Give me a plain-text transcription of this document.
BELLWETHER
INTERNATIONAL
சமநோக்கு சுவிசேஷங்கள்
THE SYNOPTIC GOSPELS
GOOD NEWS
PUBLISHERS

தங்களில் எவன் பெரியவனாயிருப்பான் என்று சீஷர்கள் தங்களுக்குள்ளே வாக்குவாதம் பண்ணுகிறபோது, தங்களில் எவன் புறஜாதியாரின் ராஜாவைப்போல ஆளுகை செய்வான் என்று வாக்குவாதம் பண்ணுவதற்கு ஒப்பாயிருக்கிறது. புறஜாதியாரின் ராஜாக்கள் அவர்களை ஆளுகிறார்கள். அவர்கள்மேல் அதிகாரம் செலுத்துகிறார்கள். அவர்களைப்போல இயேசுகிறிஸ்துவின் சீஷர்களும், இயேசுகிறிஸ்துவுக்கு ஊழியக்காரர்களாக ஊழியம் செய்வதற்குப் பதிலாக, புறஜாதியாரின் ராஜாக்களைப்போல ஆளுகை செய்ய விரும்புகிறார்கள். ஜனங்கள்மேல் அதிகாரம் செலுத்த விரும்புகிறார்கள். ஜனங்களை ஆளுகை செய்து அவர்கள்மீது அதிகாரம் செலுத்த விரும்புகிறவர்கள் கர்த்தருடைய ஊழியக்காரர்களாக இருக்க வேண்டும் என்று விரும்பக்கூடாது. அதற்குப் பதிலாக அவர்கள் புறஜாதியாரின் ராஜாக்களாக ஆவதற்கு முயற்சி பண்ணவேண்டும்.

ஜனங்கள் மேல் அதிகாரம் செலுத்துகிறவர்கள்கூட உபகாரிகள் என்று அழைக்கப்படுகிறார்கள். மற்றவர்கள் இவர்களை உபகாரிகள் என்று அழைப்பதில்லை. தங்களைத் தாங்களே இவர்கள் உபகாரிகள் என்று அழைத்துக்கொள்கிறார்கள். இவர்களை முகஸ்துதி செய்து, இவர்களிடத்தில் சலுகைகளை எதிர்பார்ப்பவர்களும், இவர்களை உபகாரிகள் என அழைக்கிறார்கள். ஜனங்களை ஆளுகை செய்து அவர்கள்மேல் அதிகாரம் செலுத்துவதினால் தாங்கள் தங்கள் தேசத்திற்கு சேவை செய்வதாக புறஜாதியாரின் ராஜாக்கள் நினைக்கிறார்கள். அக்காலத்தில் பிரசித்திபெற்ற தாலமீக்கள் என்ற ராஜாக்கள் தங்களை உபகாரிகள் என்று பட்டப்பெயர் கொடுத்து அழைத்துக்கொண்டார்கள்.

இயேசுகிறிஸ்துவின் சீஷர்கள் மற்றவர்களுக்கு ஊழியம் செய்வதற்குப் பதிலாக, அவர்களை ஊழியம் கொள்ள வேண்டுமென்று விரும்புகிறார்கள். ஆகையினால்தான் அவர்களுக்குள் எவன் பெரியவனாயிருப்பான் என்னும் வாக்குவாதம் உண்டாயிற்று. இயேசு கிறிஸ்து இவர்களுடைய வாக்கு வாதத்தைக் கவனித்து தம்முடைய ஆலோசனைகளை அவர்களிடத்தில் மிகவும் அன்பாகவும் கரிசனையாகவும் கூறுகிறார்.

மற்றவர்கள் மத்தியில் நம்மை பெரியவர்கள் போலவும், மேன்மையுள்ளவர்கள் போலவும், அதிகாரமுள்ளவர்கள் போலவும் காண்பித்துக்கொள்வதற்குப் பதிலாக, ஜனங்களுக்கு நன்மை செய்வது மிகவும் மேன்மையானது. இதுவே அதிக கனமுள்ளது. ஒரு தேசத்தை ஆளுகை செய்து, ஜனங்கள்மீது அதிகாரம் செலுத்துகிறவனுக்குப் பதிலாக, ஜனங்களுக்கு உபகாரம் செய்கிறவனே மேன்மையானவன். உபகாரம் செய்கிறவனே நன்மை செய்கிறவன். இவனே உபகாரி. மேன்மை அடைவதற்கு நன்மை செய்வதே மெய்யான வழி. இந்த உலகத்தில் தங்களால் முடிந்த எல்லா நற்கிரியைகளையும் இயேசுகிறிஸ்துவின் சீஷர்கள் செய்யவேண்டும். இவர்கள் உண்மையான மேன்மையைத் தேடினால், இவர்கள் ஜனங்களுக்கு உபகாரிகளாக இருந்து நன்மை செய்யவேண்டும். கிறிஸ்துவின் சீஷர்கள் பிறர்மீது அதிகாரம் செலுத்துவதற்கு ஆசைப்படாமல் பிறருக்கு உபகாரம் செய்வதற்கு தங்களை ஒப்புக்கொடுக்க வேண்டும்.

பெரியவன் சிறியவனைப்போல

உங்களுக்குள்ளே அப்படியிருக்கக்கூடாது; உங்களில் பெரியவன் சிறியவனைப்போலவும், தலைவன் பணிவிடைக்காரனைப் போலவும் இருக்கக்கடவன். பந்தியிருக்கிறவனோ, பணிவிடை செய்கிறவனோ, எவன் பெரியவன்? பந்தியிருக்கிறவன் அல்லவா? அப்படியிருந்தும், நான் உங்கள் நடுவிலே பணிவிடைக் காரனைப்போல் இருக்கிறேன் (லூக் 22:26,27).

> **CHALLENGE**:
Faithfully transcribe the whole of the data.

> **THE COMPLETED TASK**:
Give me a plain-text transcription of this document.
BELLWETHER
INTERNATIONAL
சமநோக்கு சுவிசேஷங்கள்
THE SYNOPTIC GOSPELS
GOOD NEWS
PUBLISHERS

தங்களில் எவன் பெரியவனாயிருப்பான் என்று சீஷர்கள் தங்களுக்குள்ளே வாக்குவாதம் பண்ணுகிறபோது, தங்களில் எவன் புறஜாதியாரின் ராஜாவைப்போல ஆளுகை செய்வான் என்று வாக்குவாதம் பண்ணுவதற்கு ஒப்பாயிருக்கிறது. புறஜாதியாரின் ராஜாக்கள் அவர்களை ஆளுகிறார்கள். அவர்கள்மேல் அதிகாரம் செலுத்துகிறார்கள். அவர்களைப்போல இயேசுகிறிஸ்துவின் சீஷர்களும், இயேசுகிறிஸ்துவுக்கு ஊழியக்காரர்களாக ஊழியம் செய்வதற்குப் பதிலாக, புறஜாதியாரின் ராஜாக்களைப்போல ஆளுகை செய்ய விரும்புகிறார்கள். ஜனங்கள்மேல் அதிகாரம் செலுத்த விரும்புகிறார்கள். ஜனங்களை ஆளுகை செய்து அவர்கள்மீது அதிகாரம் செலுத்த விரும்புகிறவர்கள் கர்த்தருடைய ஊழியக்காரர்களாக இருக்க வேண்டும் என்று விரும்பக்கூடாது. அதற்குப் பதிலாக அவர்கள் புறஜாதியாரின் ராஜாக்களாக ஆவதற்கு முயற்சி பண்ணவேண்டும்.

ஜனங்கள் மேல் அதிகாரம் செலுத்துகிறவர்கள்கூட உபகாரிகள் என்று அழைக்கப்படுகிறார்கள். மற்றவர்கள் இவர்களை உபகாரிகள் என்று அழைப்பதில்லை. தங்களைத் தாங்களே இவர்கள் உபகாரிகள் என்று அழைத்துக்கொள்கிறார்கள். இவர்களை முகஸ்துதி செய்து, இவர்களிடத்தில் சலுகைகளை எதிர்பார்ப்பவர்களும், இவர்களை உபகாரிகள் என அழைக்கிறார்கள். ஜனங்களை ஆளுகை செய்து அவர்கள்மேல் அதிகாரம் செலுத்துவதினால் தாங்கள் தங்கள் தேசத்திற்கு சேவை செய்வதாக புறஜாதியாரின் ராஜாக்கள் நினைக்கிறார்கள். அக்காலத்தில் பிரசித்திபெற்ற தாலமீக்கள் என்ற ராஜாக்கள் தங்களை உபகாரிகள் என்று பட்டப்பெயர் கொடுத்து அழைத்துக்கொண்டார்கள்.

இயேசுகிறிஸ்துவின் சீஷர்கள் மற்றவர்களுக்கு ஊழியம் செய்வதற்குப் பதிலாக, அவர்களை ஊழியம் கொள்ள வேண்டுமென்று விரும்புகிறார்கள். ஆகையினால்தான் அவர்களுக்குள் எவன் பெரியவனாயிருப்பான் என்னும் வாக்குவாதம் உண்டாயிற்று. இயேசு கிறிஸ்து இவர்களுடைய வாக்கு வாதத்தைக் கவனித்து தம்முடைய ஆலோசனைகளை அவர்களிடத்தில் மிகவும் அன்பாகவும் கரிசனையாகவும் கூறுகிறார்.

மற்றவர்கள் மத்தியில் நம்மை பெரியவர்கள் போலவும், மேன்மையுள்ளவர்கள் போலவும், அதிகாரமுள்ளவர்கள் போலவும் காண்பித்துக்கொள்வதற்குப் பதிலாக, ஜனங்களுக்கு நன்மை செய்வது மிகவும் மேன்மையானது. இதுவே அதிக கனமுள்ளது. ஒரு தேசத்தை ஆளுகை செய்து, ஜனங்கள்மீது அதிகாரம் செலுத்துகிறவனுக்குப் பதிலாக, ஜனங்களுக்கு உபகாரம் செய்கிறவனே மேன்மையானவன். உபகாரம் செய்கிறவனே நன்மை செய்கிறவன். இவனே உபகாரி. மேன்மை அடைவதற்கு நன்மை செய்வதே மெய்யான வழி. இந்த உலகத்தில் தங்களால் முடிந்த எல்லா நற்கிரியைகளையும் இயேசுகிறிஸ்துவின் சீஷர்கள் செய்யவேண்டும். இவர்கள் உண்மையான மேன்மையைத் தேடினால், இவர்கள் ஜனங்களுக்கு உபகாரிகளாக இருந்து நன்மை செய்யவேண்டும். கிறிஸ்துவின் சீஷர்கள் பிறர்மீது அதிகாரம் செலுத்துவதற்கு ஆசைப்படாமல் பிறருக்கு உபகாரம் செய்வதற்கு தங்களை ஒப்புக்கொடுக்க வேண்டும்.

பெரியவன் சிறியவனைப்போல

உங்களுக்குள்ளே அப்படியிருக்கக்கூடாது; உங்களில் பெரியவன் சிறியவனைப்போலவும், தலைவன் பணிவிடைக்காரனைப் போலவும் இருக்கக்கடவன். பந்தியிருக்கிறவனோ, பணிவிடை செய்கிறவனோ, எவன் பெரியவன்? பந்தியிருக்கிறவன் அல்லவா? அப்படியிருந்தும், நான் உங்கள் நடுவிலே பணிவிடைக் காரனைப்போல் இருக்கிறேன் (லூக் 22:26,27).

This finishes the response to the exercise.